** Start Records for processing **
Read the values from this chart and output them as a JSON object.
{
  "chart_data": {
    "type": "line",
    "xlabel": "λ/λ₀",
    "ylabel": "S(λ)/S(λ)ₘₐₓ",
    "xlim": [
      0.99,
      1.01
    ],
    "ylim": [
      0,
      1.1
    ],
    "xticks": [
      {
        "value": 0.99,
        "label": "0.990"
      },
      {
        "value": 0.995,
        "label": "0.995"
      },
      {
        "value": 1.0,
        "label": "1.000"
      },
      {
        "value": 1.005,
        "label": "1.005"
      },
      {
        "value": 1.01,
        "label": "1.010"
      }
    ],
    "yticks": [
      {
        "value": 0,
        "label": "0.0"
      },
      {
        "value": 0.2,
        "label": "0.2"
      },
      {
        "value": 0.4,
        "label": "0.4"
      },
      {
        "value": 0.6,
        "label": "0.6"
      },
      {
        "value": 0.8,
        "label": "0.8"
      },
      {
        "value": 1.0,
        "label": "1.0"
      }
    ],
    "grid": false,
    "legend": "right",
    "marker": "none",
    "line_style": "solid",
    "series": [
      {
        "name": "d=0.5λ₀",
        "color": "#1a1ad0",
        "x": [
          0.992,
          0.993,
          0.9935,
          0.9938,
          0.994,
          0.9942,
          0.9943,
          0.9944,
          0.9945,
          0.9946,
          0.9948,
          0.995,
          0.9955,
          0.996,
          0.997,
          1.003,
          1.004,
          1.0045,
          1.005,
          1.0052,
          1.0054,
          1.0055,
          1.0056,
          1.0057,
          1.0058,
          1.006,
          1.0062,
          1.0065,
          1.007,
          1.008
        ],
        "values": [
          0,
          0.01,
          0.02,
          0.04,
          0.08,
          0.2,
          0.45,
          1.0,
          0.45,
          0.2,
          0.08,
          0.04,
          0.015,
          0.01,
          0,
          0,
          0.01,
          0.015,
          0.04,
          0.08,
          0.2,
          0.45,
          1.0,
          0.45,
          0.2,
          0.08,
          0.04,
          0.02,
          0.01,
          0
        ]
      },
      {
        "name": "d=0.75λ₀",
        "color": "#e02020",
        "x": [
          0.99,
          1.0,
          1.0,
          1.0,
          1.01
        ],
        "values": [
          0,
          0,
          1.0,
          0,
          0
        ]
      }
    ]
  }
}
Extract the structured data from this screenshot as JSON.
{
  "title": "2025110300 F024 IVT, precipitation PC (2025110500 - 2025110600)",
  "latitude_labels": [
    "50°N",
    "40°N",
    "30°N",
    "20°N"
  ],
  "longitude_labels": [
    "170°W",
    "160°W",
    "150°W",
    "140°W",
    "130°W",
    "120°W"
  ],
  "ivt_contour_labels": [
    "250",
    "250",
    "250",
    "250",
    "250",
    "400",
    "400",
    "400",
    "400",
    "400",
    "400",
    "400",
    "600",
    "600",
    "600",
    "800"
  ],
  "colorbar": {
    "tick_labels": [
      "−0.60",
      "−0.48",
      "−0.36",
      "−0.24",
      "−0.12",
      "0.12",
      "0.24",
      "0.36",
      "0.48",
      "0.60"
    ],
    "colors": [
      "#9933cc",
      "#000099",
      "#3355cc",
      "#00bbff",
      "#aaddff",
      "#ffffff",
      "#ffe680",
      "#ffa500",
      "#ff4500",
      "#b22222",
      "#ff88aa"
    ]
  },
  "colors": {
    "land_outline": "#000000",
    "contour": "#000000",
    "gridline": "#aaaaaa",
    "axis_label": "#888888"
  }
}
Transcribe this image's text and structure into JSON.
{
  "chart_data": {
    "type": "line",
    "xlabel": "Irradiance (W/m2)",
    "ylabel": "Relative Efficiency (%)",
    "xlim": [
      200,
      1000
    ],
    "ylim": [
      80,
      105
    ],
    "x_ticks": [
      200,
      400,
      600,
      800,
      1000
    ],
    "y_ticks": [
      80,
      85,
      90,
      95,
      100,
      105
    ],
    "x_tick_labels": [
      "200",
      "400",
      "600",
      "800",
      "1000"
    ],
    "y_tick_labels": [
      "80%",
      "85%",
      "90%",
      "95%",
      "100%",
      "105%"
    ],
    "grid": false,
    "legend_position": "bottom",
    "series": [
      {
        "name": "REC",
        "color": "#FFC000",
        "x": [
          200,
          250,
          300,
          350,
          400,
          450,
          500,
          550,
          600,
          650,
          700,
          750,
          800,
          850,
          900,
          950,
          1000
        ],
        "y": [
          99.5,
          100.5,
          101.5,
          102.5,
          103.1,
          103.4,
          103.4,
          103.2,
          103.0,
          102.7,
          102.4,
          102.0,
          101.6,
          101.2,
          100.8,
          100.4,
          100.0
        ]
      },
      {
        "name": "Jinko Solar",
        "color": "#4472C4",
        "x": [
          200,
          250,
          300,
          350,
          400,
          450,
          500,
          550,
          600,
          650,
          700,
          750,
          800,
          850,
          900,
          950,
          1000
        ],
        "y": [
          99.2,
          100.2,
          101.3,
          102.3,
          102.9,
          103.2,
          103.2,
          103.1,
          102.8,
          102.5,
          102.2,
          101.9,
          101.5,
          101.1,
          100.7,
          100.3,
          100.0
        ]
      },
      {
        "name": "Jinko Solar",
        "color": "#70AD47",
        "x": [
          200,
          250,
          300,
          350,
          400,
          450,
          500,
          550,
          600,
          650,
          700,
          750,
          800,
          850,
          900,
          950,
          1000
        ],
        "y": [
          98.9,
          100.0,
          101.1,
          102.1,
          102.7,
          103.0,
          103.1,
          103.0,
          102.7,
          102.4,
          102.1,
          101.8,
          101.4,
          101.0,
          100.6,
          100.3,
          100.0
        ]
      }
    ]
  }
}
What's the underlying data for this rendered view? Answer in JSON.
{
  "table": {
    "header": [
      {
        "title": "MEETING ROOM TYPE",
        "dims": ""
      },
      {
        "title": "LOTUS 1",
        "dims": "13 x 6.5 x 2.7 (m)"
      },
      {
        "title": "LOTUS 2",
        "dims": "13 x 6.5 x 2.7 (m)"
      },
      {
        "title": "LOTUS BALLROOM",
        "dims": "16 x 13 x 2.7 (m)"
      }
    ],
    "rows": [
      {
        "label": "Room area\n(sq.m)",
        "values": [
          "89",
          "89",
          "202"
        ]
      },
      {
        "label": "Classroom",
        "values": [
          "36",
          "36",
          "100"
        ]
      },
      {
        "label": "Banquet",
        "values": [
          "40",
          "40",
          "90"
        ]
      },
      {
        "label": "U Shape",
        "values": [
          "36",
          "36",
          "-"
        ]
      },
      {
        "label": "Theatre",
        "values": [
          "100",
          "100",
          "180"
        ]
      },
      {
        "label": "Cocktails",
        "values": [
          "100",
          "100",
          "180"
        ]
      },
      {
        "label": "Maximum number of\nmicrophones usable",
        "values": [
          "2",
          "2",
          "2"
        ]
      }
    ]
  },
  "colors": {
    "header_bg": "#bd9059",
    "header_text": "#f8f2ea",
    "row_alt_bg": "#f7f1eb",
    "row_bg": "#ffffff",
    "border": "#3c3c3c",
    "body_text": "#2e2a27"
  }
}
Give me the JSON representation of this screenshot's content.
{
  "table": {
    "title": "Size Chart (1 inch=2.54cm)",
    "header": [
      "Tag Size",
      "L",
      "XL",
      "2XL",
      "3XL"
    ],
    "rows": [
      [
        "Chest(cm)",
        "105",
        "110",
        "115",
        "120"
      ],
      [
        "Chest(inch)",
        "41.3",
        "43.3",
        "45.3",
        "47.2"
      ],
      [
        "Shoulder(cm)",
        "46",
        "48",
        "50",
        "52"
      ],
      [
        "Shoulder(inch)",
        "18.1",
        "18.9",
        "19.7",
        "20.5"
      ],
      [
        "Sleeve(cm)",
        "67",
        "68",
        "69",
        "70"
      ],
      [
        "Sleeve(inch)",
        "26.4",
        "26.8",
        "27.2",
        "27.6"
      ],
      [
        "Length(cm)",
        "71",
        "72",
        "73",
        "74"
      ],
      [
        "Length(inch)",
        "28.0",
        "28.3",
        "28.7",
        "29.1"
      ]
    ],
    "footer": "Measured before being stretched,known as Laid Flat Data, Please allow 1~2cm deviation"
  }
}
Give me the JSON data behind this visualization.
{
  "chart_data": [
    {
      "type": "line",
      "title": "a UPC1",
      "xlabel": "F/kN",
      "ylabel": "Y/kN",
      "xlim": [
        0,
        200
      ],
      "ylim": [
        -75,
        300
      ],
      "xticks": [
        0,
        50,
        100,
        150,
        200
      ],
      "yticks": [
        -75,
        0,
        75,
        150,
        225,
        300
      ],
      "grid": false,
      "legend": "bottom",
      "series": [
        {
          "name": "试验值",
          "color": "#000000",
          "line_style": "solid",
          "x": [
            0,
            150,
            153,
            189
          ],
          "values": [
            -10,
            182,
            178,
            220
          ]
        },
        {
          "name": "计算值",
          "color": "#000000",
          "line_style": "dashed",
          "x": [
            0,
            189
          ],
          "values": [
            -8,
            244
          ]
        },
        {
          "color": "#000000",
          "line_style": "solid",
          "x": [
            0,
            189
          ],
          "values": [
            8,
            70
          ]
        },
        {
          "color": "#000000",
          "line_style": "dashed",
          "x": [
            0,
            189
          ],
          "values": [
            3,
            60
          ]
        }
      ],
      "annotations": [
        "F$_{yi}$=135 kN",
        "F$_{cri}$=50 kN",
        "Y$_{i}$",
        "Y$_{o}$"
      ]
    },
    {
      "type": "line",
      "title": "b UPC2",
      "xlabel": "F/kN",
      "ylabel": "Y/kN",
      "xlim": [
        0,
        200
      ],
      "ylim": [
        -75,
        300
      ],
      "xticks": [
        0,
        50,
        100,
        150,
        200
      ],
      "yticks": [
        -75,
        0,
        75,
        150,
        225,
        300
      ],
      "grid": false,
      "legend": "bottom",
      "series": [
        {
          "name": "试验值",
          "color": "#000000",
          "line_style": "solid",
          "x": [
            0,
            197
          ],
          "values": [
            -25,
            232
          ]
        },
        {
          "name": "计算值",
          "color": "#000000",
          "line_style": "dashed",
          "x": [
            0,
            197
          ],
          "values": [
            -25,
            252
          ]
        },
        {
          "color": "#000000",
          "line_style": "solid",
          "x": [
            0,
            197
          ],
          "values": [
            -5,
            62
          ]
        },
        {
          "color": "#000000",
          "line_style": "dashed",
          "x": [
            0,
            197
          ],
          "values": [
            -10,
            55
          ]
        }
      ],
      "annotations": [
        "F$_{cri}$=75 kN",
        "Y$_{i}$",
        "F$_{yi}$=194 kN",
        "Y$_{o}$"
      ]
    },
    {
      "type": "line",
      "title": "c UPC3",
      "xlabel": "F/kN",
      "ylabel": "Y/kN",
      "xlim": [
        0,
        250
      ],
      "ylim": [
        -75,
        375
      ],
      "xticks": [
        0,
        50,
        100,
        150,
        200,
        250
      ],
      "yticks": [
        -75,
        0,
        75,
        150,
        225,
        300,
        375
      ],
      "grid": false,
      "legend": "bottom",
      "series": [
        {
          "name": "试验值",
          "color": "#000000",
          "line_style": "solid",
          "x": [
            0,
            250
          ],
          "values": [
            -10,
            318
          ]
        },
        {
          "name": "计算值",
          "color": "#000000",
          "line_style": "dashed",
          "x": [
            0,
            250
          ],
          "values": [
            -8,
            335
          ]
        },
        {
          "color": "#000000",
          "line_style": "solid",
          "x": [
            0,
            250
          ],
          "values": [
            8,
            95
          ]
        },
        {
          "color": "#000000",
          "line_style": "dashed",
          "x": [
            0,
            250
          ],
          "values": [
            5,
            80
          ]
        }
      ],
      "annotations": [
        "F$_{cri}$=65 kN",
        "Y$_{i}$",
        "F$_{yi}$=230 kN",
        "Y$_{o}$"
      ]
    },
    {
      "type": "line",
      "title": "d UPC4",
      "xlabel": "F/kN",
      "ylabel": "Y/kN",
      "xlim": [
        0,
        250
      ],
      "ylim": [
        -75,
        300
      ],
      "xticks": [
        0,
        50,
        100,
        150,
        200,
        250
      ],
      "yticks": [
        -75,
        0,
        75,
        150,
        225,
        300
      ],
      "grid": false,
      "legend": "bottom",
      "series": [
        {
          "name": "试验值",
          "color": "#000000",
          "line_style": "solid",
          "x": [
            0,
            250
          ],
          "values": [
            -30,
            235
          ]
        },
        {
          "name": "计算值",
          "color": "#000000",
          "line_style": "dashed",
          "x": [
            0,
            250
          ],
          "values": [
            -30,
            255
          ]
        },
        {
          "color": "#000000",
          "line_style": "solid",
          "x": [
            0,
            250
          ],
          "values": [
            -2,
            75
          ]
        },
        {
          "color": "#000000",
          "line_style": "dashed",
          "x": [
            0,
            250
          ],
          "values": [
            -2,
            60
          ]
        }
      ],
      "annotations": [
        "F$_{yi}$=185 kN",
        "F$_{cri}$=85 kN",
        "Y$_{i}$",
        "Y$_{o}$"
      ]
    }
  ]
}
** End Records for processing **
Exercise description: Search the data for the word "screenshot" and copy each line where it appears.

Task result:
Extract the structured data from this screenshot as JSON.
Give me the JSON representation of this screenshot's content.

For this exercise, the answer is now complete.